Collected data entries:
- - - - - - -
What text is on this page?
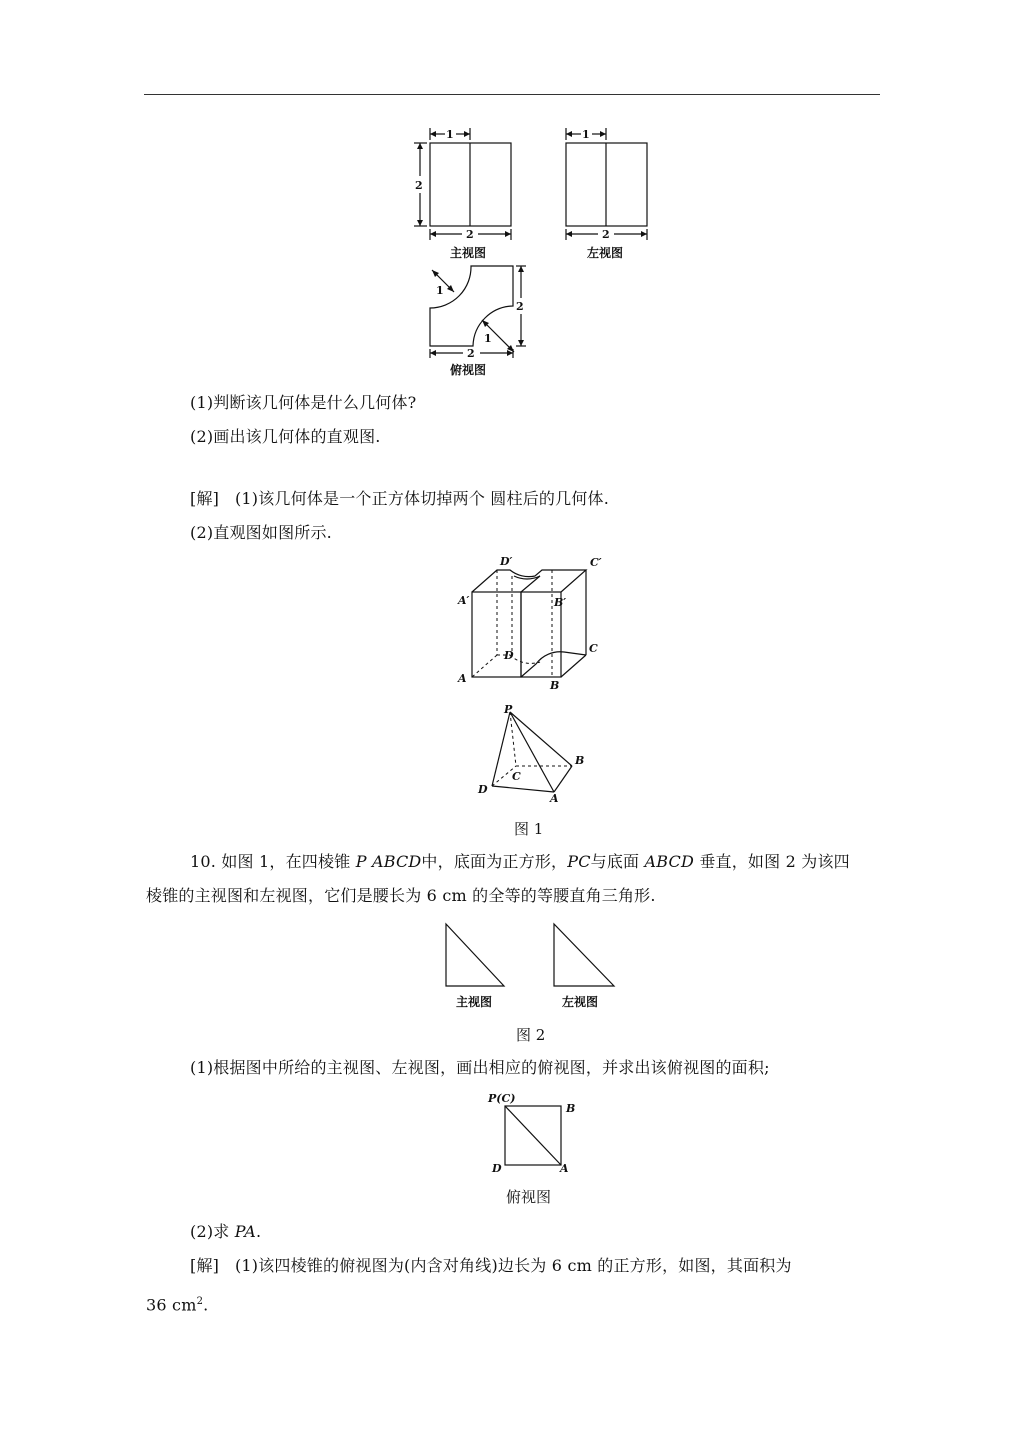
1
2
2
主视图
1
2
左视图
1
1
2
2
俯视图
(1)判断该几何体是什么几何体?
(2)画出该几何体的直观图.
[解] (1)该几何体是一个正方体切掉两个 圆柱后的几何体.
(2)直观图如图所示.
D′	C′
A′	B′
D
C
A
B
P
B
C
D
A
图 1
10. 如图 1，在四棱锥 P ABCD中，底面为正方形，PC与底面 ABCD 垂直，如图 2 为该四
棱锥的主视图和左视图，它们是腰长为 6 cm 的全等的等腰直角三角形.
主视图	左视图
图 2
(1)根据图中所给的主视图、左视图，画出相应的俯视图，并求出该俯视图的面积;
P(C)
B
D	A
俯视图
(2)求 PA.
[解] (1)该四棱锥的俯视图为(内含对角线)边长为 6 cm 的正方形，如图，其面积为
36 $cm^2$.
- - - - - - -
What the task requires: Write the entries above out again exactly, but not the pictures.

Result:
What text is on this page?
1
2
2
主视图
1
2
左视图
1
1
2
2
俯视图
(1)判断该几何体是什么几何体?
(2)画出该几何体的直观图.
[解] (1)该几何体是一个正方体切掉两个 圆柱后的几何体.
(2)直观图如图所示.
D′	C′
A′	B′
D
C
A
B
P
B
C
D
A
图 1
10. 如图 1，在四棱锥 P ABCD中，底面为正方形，PC与底面 ABCD 垂直，如图 2 为该四
棱锥的主视图和左视图，它们是腰长为 6 cm 的全等的等腰直角三角形.
主视图	左视图
图 2
(1)根据图中所给的主视图、左视图，画出相应的俯视图，并求出该俯视图的面积;
P(C)
B
D	A
俯视图
(2)求 PA.
[解] (1)该四棱锥的俯视图为(内含对角线)边长为 6 cm 的正方形，如图，其面积为
36 $cm^2$.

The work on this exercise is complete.